WHAT IS BEING ASKED >> Each line of the listing that contains the word "Saved" is to be copied.

[Excerpt from a dataset]
------------------------------------------------

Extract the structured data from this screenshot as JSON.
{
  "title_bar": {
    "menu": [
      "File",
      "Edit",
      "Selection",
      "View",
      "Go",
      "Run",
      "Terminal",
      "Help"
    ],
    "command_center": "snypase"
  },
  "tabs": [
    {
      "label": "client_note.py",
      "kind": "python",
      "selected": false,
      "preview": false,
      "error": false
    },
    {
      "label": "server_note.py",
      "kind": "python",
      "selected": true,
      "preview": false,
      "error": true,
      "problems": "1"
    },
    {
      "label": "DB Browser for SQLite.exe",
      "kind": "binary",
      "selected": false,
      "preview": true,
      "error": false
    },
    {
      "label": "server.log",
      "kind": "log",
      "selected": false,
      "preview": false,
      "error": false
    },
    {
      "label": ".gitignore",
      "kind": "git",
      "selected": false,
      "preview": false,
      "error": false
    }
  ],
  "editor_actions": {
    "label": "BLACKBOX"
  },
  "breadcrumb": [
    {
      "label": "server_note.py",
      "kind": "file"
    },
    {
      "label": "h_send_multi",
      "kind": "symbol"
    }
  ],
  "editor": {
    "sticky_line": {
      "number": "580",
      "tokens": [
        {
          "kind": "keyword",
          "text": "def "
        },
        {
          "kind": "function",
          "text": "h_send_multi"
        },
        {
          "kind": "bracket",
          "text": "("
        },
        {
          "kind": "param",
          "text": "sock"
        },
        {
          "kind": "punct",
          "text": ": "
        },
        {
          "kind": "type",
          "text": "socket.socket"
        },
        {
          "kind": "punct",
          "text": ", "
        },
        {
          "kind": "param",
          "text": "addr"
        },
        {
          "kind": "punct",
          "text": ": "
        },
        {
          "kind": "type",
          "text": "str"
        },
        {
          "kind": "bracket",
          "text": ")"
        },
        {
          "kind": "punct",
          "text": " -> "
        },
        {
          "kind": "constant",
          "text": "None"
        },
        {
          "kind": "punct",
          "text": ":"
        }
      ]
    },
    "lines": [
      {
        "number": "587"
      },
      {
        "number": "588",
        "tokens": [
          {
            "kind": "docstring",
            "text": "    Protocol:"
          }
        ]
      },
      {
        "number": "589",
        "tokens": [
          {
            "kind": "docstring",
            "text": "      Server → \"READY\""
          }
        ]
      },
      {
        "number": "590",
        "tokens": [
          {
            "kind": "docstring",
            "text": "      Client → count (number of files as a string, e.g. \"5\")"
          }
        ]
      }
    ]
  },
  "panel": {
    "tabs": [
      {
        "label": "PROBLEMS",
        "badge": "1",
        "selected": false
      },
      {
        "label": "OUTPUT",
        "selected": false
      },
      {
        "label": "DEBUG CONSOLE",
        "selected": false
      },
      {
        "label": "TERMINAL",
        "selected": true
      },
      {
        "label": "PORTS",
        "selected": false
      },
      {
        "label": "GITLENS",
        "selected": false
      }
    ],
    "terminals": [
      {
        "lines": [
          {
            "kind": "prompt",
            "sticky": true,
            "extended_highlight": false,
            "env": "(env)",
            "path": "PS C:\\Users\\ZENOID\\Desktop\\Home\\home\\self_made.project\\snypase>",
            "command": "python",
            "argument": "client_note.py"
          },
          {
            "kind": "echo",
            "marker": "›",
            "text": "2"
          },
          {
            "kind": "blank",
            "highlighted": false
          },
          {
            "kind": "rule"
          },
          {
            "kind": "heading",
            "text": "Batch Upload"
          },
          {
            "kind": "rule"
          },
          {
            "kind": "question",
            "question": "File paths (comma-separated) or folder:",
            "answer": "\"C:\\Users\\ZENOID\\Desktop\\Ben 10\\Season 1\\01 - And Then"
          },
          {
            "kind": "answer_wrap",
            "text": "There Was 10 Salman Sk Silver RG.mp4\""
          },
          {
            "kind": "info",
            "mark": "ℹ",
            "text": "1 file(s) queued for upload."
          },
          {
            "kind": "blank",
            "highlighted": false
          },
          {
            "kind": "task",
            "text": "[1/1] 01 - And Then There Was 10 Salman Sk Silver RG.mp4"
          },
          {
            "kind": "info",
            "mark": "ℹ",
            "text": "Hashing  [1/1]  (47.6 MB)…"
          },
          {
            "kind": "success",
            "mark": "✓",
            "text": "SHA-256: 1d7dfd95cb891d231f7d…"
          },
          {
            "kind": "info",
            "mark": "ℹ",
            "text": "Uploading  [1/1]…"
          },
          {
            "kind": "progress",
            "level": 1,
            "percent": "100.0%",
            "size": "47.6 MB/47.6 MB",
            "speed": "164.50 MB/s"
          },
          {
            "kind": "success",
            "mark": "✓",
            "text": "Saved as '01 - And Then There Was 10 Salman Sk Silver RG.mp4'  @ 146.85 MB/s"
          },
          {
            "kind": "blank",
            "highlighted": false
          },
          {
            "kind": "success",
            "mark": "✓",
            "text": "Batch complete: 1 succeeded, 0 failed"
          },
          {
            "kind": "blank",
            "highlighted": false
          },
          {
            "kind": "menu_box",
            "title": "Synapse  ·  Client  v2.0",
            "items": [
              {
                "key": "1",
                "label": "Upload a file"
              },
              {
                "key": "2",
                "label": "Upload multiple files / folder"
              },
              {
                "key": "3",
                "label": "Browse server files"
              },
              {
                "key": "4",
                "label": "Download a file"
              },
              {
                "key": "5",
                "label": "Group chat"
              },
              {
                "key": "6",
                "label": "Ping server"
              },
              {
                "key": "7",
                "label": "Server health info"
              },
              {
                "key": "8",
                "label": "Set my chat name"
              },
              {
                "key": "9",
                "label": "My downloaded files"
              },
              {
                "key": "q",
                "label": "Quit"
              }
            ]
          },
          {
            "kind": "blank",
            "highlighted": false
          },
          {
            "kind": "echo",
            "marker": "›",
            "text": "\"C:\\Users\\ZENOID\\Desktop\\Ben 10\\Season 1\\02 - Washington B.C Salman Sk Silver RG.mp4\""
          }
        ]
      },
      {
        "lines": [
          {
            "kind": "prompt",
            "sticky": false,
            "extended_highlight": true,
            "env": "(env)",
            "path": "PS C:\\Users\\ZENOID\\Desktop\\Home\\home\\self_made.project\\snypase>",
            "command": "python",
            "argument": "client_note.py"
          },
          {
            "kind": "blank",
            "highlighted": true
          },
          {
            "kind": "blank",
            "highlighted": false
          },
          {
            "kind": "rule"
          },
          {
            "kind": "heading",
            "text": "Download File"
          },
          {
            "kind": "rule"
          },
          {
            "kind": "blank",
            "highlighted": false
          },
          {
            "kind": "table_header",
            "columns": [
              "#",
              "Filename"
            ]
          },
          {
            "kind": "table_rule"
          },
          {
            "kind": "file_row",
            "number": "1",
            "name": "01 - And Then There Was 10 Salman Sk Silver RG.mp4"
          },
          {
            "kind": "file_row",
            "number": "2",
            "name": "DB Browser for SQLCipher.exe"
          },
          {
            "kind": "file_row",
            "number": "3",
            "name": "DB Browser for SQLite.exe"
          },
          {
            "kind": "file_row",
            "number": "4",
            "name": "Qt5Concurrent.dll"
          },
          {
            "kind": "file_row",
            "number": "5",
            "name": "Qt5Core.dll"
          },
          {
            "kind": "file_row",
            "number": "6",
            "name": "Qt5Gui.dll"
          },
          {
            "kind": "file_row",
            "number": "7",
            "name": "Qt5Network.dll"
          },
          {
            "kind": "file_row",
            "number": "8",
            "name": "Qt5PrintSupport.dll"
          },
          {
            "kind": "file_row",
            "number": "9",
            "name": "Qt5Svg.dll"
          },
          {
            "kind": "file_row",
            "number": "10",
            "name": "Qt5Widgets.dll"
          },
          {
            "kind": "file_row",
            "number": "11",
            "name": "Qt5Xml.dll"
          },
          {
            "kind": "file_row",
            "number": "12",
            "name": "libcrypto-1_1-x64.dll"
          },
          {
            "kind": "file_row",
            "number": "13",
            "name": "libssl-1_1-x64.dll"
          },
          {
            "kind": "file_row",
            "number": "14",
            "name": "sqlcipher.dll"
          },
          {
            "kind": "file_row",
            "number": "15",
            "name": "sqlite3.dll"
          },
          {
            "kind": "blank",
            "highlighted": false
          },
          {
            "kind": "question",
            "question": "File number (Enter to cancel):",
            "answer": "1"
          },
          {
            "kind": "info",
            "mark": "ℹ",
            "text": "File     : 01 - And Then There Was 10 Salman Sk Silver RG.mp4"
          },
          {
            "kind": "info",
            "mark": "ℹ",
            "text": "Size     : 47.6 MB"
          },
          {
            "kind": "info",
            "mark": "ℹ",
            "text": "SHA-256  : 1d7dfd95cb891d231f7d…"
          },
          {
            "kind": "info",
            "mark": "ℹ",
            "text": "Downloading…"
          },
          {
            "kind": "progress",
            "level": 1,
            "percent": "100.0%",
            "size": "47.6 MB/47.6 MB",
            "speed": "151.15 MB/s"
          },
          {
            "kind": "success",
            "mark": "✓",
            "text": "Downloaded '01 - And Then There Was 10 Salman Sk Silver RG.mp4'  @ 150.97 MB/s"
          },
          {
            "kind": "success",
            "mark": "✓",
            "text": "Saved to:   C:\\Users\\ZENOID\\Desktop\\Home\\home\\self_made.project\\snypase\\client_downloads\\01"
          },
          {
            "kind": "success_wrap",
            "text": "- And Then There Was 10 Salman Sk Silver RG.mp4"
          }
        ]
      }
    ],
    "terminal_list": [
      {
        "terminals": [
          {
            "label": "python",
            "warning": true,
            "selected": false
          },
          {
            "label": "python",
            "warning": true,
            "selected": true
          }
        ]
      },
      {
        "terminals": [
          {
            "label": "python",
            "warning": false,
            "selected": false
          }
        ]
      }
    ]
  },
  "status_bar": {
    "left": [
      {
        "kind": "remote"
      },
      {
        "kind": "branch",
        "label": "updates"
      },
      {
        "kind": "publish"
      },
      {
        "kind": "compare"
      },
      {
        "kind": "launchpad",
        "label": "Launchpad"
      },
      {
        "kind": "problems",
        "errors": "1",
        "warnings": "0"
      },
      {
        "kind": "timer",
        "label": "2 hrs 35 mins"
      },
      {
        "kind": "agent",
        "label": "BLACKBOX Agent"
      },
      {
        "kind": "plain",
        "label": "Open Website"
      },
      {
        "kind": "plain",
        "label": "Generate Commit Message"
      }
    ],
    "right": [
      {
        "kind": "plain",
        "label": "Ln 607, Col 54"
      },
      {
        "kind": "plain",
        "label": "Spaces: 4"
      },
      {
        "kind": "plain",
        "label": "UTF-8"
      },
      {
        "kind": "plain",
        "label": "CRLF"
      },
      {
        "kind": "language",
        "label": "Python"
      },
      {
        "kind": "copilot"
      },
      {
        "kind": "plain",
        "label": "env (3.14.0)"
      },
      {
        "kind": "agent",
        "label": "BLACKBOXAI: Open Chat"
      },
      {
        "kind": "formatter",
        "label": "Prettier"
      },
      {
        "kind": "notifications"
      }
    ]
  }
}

------------------------------------------------

THE ANSWER >>
            "text": "Saved as '01 - And Then There Was 10 Salman Sk Silver RG.mp4'  @ 146.85 MB/s"
            "text": "Saved to:   C:\\Users\\ZENOID\\Desktop\\Home\\home\\self_made.project\\snypase\\client_downloads\\01"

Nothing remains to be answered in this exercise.